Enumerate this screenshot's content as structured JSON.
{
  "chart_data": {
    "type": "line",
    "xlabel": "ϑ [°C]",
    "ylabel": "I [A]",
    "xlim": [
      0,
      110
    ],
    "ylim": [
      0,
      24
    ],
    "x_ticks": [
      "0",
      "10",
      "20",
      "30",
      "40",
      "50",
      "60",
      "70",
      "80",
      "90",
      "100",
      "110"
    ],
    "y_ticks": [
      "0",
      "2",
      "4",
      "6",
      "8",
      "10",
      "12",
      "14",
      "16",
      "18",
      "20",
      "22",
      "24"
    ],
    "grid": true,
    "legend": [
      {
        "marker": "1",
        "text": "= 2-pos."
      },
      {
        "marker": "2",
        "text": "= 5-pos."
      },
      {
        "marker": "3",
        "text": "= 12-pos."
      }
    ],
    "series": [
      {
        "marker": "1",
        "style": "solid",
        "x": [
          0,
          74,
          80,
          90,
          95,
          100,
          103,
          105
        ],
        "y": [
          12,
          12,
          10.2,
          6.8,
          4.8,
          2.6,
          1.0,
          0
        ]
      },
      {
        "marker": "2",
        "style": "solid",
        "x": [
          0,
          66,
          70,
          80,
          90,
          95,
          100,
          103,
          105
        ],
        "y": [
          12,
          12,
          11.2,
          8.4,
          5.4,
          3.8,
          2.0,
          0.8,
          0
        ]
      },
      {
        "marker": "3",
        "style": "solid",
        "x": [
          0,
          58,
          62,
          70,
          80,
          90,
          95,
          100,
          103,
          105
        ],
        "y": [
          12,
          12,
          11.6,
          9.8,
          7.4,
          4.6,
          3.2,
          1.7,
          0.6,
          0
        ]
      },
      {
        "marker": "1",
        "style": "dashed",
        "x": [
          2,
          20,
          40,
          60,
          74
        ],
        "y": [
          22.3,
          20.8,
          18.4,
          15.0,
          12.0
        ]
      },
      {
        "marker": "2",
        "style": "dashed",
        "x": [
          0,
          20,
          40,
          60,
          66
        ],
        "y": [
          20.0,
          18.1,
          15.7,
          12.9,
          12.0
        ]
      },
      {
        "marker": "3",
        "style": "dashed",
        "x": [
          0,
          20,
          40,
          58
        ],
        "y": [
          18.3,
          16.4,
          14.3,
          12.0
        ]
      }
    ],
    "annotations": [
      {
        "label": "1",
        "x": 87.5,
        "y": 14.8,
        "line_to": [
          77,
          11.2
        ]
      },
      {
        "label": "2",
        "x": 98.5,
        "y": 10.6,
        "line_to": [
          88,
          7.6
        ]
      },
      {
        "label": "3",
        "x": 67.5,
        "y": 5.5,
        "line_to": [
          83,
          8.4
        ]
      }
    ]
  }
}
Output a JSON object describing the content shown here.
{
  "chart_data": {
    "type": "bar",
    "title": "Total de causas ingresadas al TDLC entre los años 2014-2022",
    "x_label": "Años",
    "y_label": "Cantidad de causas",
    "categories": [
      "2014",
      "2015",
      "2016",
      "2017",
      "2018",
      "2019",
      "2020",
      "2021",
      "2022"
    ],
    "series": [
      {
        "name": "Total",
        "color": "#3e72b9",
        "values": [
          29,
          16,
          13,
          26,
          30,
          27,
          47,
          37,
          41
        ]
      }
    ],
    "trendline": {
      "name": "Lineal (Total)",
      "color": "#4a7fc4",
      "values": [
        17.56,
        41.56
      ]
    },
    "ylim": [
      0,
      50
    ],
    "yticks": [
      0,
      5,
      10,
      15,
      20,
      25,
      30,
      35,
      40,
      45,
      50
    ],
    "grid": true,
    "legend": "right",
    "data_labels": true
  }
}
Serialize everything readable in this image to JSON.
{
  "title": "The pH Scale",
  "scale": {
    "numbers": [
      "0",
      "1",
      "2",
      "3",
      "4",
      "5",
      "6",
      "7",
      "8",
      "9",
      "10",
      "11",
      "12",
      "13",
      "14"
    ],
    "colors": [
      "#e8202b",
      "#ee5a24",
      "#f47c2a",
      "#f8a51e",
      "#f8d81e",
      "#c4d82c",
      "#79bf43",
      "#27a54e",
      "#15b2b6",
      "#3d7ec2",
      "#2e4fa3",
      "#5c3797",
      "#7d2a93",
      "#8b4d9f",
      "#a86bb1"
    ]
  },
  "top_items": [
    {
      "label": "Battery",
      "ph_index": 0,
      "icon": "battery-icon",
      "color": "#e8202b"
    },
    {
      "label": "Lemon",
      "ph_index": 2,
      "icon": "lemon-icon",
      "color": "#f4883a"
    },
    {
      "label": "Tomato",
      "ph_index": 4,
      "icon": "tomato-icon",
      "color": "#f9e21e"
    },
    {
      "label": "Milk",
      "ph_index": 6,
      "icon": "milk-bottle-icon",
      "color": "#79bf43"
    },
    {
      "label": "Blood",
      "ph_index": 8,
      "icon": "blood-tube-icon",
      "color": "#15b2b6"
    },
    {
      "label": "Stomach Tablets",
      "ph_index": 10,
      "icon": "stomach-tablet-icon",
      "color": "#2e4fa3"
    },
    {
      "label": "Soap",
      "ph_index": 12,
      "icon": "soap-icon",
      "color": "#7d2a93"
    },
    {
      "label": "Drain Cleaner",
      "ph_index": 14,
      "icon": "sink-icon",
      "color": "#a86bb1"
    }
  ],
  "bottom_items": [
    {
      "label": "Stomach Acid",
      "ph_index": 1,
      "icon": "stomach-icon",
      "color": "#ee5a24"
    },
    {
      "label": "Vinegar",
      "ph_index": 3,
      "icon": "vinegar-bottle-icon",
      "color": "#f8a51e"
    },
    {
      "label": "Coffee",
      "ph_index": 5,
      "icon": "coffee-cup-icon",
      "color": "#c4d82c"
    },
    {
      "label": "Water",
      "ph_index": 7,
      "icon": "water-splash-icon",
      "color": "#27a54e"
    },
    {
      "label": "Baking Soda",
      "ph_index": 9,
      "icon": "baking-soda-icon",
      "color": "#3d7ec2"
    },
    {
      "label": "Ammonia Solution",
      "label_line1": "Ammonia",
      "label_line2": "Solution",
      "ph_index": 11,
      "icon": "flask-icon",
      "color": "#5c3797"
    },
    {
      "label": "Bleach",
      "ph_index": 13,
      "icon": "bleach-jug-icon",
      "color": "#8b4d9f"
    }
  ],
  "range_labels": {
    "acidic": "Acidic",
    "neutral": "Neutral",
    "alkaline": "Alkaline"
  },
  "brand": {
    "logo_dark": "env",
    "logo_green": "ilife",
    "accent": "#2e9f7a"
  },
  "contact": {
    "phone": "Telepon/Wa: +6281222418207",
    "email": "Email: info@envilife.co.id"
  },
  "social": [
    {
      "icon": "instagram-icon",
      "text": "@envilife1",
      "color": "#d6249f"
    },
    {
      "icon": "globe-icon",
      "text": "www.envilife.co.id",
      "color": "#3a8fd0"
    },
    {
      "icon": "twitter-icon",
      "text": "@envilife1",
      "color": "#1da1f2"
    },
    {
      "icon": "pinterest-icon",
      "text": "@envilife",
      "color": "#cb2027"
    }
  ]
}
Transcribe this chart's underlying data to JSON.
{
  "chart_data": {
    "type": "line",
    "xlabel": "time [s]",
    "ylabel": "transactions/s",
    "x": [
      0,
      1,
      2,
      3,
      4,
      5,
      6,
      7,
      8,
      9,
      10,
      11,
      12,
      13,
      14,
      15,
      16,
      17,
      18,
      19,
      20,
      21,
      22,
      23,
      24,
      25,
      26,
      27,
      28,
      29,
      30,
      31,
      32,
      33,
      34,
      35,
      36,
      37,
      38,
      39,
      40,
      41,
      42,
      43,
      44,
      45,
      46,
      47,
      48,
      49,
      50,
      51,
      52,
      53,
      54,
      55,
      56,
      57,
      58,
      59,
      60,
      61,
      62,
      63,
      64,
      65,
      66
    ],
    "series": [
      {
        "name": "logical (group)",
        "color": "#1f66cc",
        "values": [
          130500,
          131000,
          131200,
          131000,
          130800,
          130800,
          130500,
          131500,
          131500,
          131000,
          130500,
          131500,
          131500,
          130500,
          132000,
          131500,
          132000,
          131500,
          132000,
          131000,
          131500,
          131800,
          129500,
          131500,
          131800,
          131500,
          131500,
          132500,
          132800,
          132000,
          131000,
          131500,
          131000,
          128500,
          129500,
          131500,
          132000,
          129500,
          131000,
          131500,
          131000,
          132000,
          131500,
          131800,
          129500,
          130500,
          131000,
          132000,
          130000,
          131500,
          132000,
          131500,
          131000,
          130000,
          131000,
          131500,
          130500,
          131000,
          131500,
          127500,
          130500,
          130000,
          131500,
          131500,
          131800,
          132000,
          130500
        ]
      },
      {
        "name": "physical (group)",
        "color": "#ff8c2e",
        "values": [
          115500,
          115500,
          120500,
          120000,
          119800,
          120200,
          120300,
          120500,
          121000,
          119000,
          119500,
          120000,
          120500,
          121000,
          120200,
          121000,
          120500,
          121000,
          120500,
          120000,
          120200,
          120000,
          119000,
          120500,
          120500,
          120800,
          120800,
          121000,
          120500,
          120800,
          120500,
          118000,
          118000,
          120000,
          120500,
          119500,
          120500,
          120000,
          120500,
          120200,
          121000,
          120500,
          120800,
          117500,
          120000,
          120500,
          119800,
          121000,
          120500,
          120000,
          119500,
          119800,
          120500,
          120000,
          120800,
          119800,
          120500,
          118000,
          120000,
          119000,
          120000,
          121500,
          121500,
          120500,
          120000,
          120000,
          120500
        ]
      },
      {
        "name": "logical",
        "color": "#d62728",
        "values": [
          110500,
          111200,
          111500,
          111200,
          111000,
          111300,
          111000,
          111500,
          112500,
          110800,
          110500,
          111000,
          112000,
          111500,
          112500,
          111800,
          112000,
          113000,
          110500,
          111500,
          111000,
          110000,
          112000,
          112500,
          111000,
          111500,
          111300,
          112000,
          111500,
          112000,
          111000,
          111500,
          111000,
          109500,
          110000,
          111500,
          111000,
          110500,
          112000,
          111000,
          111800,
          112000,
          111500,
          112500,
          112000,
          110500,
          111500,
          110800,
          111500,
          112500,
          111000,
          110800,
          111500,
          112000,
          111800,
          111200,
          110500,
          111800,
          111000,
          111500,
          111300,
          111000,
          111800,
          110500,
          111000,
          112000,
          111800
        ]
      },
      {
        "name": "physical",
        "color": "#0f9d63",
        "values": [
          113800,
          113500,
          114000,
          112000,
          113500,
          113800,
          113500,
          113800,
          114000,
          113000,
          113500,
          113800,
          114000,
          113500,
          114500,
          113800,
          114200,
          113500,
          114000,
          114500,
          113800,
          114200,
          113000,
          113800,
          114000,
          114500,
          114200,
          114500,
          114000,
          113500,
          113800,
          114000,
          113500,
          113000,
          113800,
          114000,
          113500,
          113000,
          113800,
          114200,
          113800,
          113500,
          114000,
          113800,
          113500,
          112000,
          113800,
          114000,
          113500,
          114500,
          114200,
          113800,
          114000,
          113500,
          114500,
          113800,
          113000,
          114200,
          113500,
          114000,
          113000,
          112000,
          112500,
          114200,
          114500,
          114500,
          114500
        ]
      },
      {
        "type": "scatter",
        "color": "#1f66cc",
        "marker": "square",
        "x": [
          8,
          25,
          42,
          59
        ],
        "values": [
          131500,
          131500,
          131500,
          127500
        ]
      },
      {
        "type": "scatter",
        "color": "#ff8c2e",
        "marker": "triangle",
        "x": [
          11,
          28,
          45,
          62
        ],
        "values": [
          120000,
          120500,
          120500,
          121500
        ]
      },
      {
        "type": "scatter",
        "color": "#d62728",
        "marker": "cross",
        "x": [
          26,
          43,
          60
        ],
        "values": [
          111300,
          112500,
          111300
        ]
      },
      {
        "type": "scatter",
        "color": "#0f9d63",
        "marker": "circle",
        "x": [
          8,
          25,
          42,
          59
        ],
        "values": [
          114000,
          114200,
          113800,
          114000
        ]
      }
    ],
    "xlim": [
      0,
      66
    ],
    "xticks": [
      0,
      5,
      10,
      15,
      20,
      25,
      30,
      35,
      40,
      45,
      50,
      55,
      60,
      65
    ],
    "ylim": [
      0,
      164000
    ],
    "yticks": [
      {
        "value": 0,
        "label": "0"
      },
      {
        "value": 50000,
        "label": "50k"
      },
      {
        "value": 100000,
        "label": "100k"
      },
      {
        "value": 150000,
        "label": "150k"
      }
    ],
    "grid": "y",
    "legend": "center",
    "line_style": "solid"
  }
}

_Problem description:_ Track down every line holding the string "bottle" and copy it.

_Response to this task:_
      "icon": "milk-bottle-icon",
      "icon": "vinegar-bottle-icon",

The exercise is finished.